━━━ Information provided

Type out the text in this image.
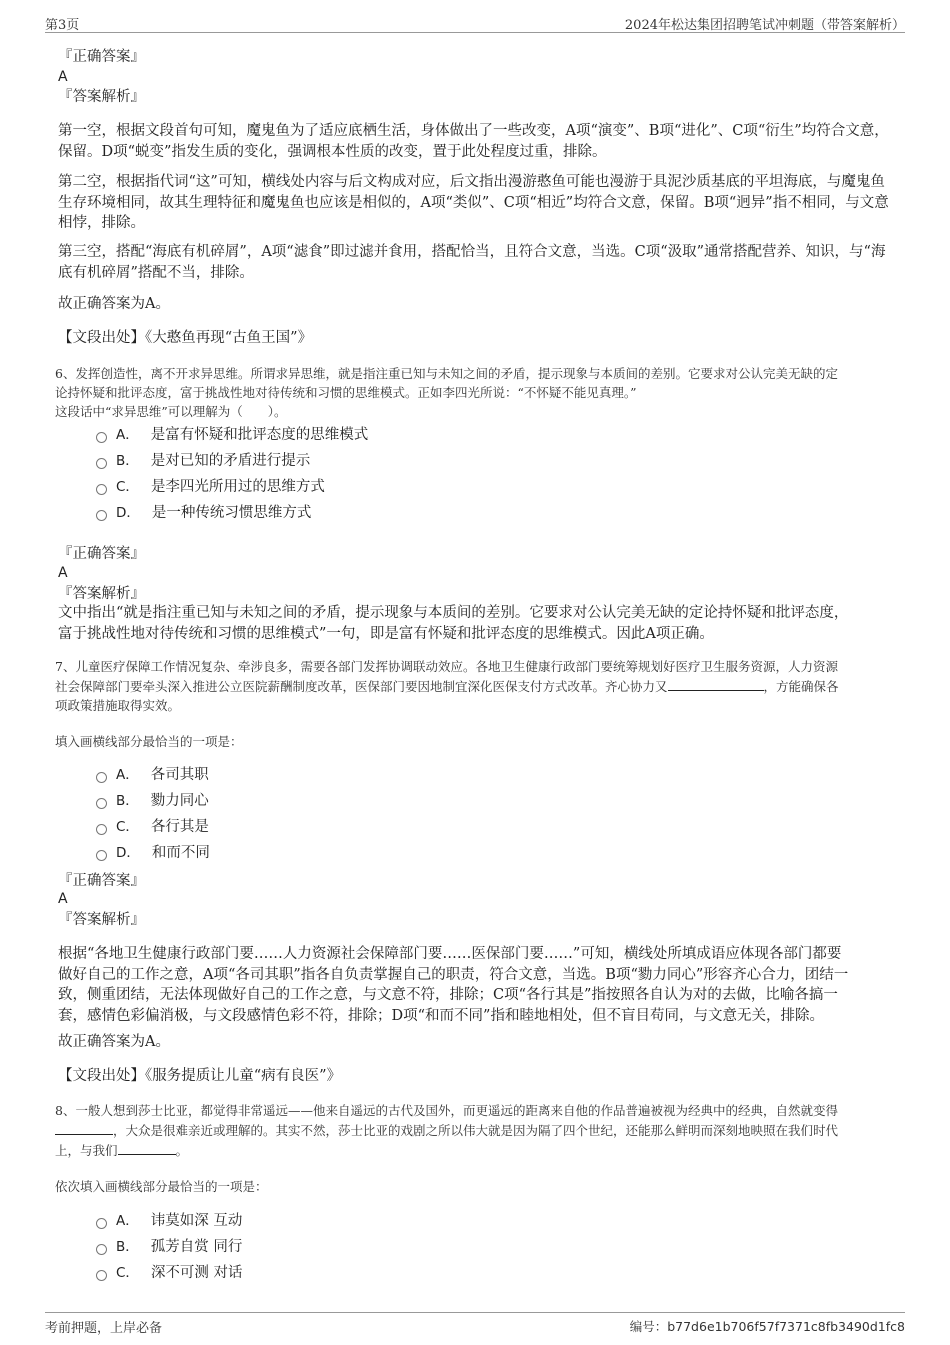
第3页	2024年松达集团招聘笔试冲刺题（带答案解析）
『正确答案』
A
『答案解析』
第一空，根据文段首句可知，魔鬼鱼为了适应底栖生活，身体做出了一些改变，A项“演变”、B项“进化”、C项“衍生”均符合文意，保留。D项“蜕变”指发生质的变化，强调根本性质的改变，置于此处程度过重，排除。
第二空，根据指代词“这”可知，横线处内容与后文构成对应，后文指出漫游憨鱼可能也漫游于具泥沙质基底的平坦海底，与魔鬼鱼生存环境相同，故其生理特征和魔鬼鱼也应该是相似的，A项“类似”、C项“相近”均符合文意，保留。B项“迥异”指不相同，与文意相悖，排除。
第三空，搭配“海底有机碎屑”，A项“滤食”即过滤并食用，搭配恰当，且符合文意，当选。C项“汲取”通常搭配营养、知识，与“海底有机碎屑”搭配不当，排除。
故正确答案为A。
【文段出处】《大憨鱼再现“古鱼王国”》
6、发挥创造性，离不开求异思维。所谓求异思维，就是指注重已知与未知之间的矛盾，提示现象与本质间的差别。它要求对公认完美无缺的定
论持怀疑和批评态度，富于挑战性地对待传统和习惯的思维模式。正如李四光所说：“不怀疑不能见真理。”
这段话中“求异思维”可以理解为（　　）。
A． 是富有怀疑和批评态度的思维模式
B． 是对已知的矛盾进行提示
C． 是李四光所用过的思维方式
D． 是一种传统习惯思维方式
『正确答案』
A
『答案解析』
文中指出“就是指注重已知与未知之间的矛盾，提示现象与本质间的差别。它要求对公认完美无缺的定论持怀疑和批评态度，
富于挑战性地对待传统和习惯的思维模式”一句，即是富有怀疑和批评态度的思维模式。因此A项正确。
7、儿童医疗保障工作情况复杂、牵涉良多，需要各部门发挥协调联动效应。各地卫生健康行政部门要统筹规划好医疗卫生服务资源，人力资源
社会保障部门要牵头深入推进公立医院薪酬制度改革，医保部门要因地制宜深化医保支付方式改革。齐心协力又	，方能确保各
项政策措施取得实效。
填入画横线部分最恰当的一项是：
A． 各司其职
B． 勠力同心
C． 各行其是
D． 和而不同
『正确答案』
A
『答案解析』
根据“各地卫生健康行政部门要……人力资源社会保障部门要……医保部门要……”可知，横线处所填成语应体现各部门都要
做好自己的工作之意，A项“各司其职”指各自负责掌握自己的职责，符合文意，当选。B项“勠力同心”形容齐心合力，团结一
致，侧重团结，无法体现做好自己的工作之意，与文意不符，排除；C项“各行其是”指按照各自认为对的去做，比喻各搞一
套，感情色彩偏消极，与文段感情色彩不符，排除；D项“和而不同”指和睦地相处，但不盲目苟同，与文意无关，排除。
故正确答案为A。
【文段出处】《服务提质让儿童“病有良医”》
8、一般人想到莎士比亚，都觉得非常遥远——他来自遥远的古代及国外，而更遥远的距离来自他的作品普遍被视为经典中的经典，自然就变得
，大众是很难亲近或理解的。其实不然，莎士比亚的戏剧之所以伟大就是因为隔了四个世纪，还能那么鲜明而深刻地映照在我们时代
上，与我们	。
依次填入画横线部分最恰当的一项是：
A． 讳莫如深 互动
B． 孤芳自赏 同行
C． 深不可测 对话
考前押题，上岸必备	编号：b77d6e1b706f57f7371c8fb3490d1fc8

━━━━━━
━━━ Information provided

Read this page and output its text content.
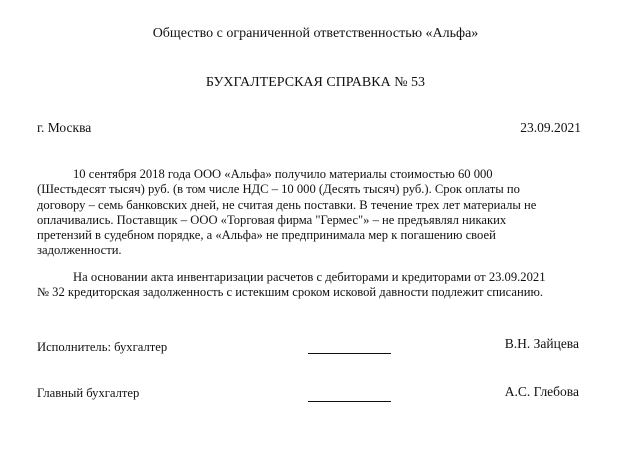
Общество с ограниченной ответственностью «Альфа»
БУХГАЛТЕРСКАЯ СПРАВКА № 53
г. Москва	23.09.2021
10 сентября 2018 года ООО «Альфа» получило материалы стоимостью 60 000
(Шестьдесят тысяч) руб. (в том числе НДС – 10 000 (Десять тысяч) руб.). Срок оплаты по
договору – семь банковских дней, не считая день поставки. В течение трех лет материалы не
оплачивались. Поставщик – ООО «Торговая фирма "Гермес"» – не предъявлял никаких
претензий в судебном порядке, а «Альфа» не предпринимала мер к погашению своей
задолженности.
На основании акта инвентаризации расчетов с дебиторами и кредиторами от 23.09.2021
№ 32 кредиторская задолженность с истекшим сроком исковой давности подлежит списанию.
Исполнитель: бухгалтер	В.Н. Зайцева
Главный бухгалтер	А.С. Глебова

━━━━━━

## What the task asks
Of the lines in the records, determine how many contain the word "this", and report that number alone.

## Completed exercise
2